Short exercise:
Go through the entries and transcribe each one exactly, dropping the pictures.

[START Data section]

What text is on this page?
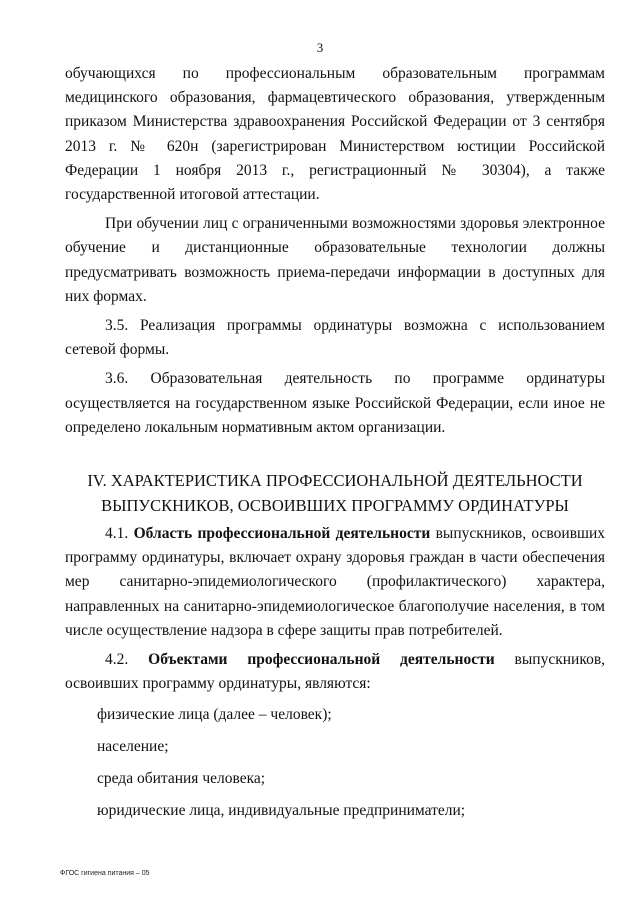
3

обучающихся по профессиональным образовательным программам медицинского образования, фармацевтического образования, утвержденным приказом Министерства здравоохранения Российской Федерации от 3 сентября 2013 г. № 620н (зарегистрирован Министерством юстиции Российской Федерации 1 ноября 2013 г., регистрационный № 30304), а также государственной итоговой аттестации.

При обучении лиц с ограниченными возможностями здоровья электронное обучение и дистанционные образовательные технологии должны предусматривать возможность приема-передачи информации в доступных для них формах.

3.5. Реализация программы ординатуры возможна с использованием сетевой формы.

3.6. Образовательная деятельность по программе ординатуры осуществляется на государственном языке Российской Федерации, если иное не определено локальным нормативным актом организации.

IV. ХАРАКТЕРИСТИКА ПРОФЕССИОНАЛЬНОЙ ДЕЯТЕЛЬНОСТИ

ВЫПУСКНИКОВ, ОСВОИВШИХ ПРОГРАММУ ОРДИНАТУРЫ

4.1. Область профессиональной деятельности выпускников, освоивших программу ординатуры, включает охрану здоровья граждан в части обеспечения мер санитарно-эпидемиологического (профилактического) характера, направленных на санитарно-эпидемиологическое благополучие населения, в том числе осуществление надзора в сфере защиты прав потребителей.

4.2. Объектами профессиональной деятельности выпускников, освоивших программу ординатуры, являются:

физические лица (далее – человек);

население;

среда обитания человека;

юридические лица, индивидуальные предприниматели;

ФГОС гигиена питания – 05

[END Data section]

The completed task:
What text is on this page?
3

обучающихся по профессиональным образовательным программам медицинского образования, фармацевтического образования, утвержденным приказом Министерства здравоохранения Российской Федерации от 3 сентября 2013 г. № 620н (зарегистрирован Министерством юстиции Российской Федерации 1 ноября 2013 г., регистрационный № 30304), а также государственной итоговой аттестации.

При обучении лиц с ограниченными возможностями здоровья электронное обучение и дистанционные образовательные технологии должны предусматривать возможность приема-передачи информации в доступных для них формах.

3.5. Реализация программы ординатуры возможна с использованием сетевой формы.

3.6. Образовательная деятельность по программе ординатуры осуществляется на государственном языке Российской Федерации, если иное не определено локальным нормативным актом организации.

IV. ХАРАКТЕРИСТИКА ПРОФЕССИОНАЛЬНОЙ ДЕЯТЕЛЬНОСТИ

ВЫПУСКНИКОВ, ОСВОИВШИХ ПРОГРАММУ ОРДИНАТУРЫ

4.1. Область профессиональной деятельности выпускников, освоивших программу ординатуры, включает охрану здоровья граждан в части обеспечения мер санитарно-эпидемиологического (профилактического) характера, направленных на санитарно-эпидемиологическое благополучие населения, в том числе осуществление надзора в сфере защиты прав потребителей.

4.2. Объектами профессиональной деятельности выпускников, освоивших программу ординатуры, являются:

физические лица (далее – человек);

население;

среда обитания человека;

юридические лица, индивидуальные предприниматели;

ФГОС гигиена питания – 05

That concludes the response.